# DESCRIPTION OF THE TASK
List all lines in the material below that contain "field".

# RECORDS TO PROCESS

------

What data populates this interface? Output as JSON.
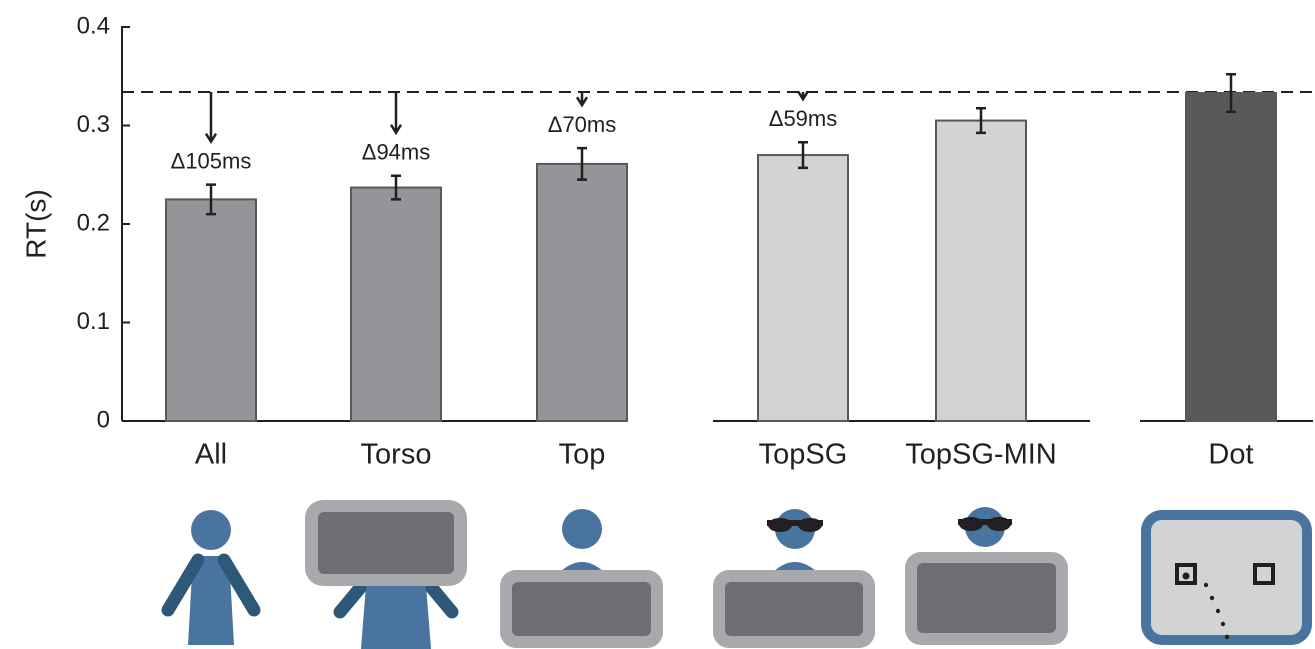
{
  "chart_data": {
    "type": "bar",
    "ylabel": "RT(s)",
    "categories": [
      "All",
      "Torso",
      "Top",
      "TopSG",
      "TopSG-MIN",
      "Dot"
    ],
    "values": [
      0.225,
      0.237,
      0.261,
      0.27,
      0.305,
      0.333
    ],
    "errors": [
      0.015,
      0.012,
      0.016,
      0.013,
      0.0125,
      0.019
    ],
    "colors": [
      "#939598",
      "#939598",
      "#939598",
      "#d1d3d4",
      "#d1d3d4",
      "#58595b"
    ],
    "reference": 0.334,
    "annotations": [
      "Δ105ms",
      "Δ94ms",
      "Δ70ms",
      "Δ59ms",
      null,
      null
    ],
    "ylim": [
      0,
      0.4
    ],
    "yticks": [
      0,
      0.1,
      0.2,
      0.3,
      0.4
    ]
  }
}
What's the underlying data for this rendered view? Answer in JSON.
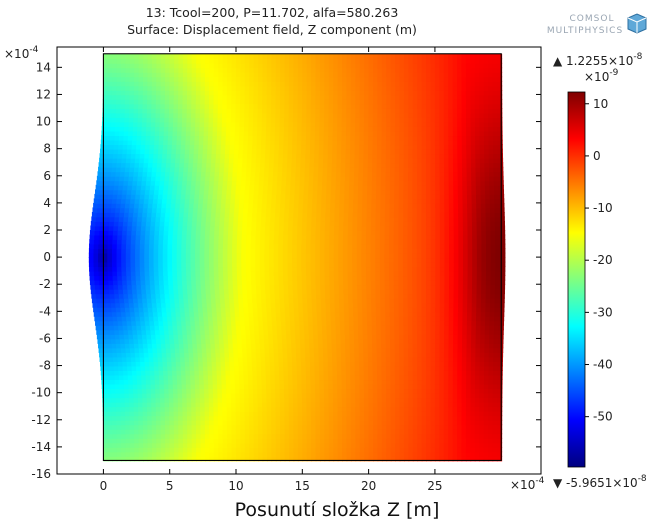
{
  "header": {
    "line1": "13: Tcool=200, P=11.702, alfa=580.263",
    "line2": "Surface: Displacement field, Z component (m)"
  },
  "logo": {
    "line1": "COMSOL",
    "line2": "MULTIPHYSICS"
  },
  "caption": "Posunutí složka Z [m]",
  "colors": {
    "colormap": [
      "#00007f",
      "#0000ff",
      "#0080ff",
      "#00ffff",
      "#80ff80",
      "#ffff00",
      "#ff8000",
      "#ff0000",
      "#7f0000"
    ],
    "frame": "#000000"
  },
  "chart_data": {
    "type": "heatmap",
    "title": "13: Tcool=200, P=11.702, alfa=580.263",
    "subtitle": "Surface: Displacement field, Z component (m)",
    "xlabel": "",
    "ylabel": "",
    "x_scale_label": "×10",
    "x_scale_exp": "-4",
    "y_scale_label": "×10",
    "y_scale_exp": "-4",
    "xlim": [
      -3.5,
      33
    ],
    "ylim": [
      -16,
      15.5
    ],
    "xticks": [
      0,
      5,
      10,
      15,
      20,
      25
    ],
    "xtick_labels": [
      "0",
      "5",
      "10",
      "15",
      "20",
      "25"
    ],
    "yticks": [
      14,
      12,
      10,
      8,
      6,
      4,
      2,
      0,
      -2,
      -4,
      -6,
      -8,
      -10,
      -12,
      -14,
      -16
    ],
    "ytick_labels": [
      "14",
      "12",
      "10",
      "8",
      "6",
      "4",
      "2",
      "0",
      "-2",
      "-4",
      "-6",
      "-8",
      "-10",
      "-12",
      "-14",
      "-16"
    ],
    "domain": {
      "x": [
        0,
        30
      ],
      "y": [
        -15,
        15
      ]
    },
    "colorbar": {
      "scale_label": "×10",
      "scale_exp": "-9",
      "range": [
        -59.651,
        12.255
      ],
      "ticks": [
        10,
        0,
        -10,
        -20,
        -30,
        -40,
        -50
      ],
      "tick_labels": [
        "10",
        "0",
        "-10",
        "-20",
        "-30",
        "-40",
        "-50"
      ],
      "max_label": "▲ 1.2255×10",
      "max_exp": "-8",
      "min_label": "▼ -5.9651×10",
      "min_exp": "-8"
    }
  }
}
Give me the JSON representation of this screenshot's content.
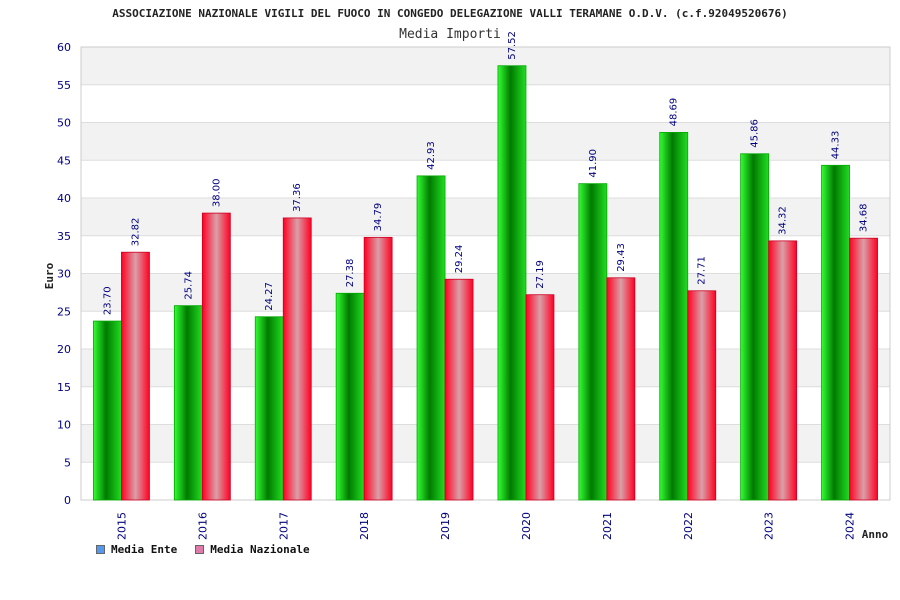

------

# RESULT
    "line2": "Surface: Displacement field, Z component (m)"
    "subtitle": "Surface: Displacement field, Z component (m)",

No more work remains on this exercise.